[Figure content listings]
-------------------------
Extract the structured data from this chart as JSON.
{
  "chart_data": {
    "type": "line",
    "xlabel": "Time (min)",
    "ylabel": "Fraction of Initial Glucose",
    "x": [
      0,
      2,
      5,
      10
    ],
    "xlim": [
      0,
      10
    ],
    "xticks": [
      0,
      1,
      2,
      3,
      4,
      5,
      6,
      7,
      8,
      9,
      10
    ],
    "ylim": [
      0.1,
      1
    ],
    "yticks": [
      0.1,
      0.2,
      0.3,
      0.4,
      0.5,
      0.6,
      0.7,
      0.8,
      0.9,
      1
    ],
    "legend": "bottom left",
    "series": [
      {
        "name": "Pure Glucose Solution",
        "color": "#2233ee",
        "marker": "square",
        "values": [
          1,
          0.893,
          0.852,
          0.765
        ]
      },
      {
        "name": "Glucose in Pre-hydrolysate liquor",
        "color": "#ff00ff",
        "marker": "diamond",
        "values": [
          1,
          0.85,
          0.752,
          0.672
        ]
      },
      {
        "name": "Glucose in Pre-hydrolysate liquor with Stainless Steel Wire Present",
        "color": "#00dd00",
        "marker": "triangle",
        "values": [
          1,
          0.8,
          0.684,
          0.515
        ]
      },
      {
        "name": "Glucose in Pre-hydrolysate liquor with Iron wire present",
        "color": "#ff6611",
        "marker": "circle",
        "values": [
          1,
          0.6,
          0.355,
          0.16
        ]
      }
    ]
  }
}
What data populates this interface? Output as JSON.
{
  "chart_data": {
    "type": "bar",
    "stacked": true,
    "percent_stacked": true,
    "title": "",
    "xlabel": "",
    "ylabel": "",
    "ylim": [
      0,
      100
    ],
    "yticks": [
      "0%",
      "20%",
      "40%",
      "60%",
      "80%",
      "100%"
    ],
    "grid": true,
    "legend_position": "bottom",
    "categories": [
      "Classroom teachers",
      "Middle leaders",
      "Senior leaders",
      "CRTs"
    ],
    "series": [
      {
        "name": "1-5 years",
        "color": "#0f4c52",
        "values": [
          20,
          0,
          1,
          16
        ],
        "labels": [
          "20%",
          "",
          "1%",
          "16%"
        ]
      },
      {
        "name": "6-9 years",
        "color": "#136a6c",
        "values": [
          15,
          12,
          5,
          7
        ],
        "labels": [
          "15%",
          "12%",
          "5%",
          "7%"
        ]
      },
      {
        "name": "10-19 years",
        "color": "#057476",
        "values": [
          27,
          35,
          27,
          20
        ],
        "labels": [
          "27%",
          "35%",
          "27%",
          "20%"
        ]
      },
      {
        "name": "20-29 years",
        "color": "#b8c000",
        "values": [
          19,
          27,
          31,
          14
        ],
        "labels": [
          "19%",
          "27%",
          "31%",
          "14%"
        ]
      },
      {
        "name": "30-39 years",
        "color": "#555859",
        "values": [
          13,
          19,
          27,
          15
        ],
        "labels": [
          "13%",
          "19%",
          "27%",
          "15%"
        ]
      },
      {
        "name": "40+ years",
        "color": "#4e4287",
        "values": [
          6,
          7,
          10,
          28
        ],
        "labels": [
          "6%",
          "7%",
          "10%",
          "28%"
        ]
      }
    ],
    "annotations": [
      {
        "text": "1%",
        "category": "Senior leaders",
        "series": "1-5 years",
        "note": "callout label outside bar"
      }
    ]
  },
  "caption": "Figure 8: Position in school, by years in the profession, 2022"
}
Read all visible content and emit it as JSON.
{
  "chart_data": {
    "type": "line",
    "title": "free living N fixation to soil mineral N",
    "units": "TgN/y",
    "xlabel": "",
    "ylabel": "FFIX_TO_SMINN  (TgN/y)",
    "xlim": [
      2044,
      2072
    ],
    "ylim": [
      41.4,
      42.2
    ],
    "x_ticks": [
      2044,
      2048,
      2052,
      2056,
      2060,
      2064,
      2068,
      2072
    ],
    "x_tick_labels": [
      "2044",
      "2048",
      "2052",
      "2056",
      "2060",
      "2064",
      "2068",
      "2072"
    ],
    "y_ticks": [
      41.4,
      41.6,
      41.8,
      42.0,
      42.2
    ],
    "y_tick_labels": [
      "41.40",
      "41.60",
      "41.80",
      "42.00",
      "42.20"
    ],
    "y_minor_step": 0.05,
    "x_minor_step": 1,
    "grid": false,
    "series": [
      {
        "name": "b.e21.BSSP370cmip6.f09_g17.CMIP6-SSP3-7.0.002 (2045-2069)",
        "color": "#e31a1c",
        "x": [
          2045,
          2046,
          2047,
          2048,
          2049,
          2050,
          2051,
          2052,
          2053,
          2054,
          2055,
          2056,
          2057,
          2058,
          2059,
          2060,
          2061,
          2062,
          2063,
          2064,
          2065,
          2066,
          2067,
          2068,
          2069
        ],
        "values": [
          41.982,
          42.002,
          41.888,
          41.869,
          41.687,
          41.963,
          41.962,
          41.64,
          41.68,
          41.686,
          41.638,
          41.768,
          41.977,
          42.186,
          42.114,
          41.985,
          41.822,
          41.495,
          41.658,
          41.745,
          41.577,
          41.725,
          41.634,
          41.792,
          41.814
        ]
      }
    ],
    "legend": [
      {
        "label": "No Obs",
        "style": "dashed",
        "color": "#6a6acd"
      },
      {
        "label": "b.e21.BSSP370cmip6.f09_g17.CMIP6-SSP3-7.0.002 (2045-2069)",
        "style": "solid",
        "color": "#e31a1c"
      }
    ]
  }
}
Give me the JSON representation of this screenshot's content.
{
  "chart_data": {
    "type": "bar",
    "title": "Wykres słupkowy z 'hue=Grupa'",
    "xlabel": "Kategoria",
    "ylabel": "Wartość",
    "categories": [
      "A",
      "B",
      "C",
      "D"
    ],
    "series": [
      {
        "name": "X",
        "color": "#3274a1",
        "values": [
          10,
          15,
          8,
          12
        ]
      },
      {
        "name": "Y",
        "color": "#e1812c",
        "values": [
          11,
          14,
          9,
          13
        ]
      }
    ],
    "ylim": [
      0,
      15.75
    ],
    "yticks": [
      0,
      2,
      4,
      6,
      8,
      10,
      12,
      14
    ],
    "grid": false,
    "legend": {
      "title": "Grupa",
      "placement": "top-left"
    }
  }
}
-------------------------
• INSTRUCTIONS FOR THE TASK:
Identify the lines of the data that contain the word "this". Copy each of them.

• SOLUTION:
Extract the structured data from this chart as JSON.
What data populates this interface? Output as JSON.
Give me the JSON representation of this screenshot's content.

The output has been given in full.